- WHAT TO WORK ON
Show every line containing "name" by copying it.

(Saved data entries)

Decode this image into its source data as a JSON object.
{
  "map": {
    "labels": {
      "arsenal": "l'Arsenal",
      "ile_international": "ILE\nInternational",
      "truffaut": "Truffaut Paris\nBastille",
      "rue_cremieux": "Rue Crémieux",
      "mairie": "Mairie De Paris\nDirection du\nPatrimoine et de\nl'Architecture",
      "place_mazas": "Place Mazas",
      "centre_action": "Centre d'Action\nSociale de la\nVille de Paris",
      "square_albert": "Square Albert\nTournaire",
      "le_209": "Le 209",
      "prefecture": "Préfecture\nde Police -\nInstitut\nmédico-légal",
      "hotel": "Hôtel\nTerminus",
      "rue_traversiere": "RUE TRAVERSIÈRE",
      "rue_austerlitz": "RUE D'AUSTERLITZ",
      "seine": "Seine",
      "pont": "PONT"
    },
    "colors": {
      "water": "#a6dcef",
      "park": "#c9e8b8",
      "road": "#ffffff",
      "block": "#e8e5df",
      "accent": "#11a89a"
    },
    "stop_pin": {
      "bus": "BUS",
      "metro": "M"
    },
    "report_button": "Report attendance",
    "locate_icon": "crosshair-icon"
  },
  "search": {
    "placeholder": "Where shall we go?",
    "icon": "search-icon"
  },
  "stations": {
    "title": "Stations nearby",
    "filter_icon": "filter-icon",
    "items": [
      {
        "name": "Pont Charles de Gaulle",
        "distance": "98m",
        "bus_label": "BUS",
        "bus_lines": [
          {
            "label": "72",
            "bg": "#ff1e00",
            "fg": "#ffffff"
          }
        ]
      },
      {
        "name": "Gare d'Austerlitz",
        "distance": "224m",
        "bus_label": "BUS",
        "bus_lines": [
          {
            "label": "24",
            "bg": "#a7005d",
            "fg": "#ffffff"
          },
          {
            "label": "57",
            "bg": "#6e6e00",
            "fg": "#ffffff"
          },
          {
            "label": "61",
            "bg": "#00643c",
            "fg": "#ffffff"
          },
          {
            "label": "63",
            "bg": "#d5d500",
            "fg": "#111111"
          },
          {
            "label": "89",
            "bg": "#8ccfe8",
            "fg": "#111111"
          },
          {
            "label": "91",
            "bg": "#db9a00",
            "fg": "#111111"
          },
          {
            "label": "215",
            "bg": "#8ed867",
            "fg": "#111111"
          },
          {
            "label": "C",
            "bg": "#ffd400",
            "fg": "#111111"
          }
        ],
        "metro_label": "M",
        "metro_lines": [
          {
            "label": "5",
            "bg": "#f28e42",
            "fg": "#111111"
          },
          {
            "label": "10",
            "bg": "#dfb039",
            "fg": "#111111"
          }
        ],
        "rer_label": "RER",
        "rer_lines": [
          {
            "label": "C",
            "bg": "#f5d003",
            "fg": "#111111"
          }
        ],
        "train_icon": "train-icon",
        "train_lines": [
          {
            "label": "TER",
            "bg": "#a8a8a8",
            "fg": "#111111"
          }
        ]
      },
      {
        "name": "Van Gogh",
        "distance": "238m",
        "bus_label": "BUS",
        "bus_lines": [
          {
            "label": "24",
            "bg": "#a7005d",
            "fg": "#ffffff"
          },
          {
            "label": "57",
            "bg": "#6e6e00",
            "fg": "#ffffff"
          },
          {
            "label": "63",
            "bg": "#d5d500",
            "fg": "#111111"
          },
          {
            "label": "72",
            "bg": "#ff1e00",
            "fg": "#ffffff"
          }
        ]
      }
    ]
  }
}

- THE OUTPUT
        "name": "Pont Charles de Gaulle",
        "name": "Gare d'Austerlitz",
        "name": "Van Gogh",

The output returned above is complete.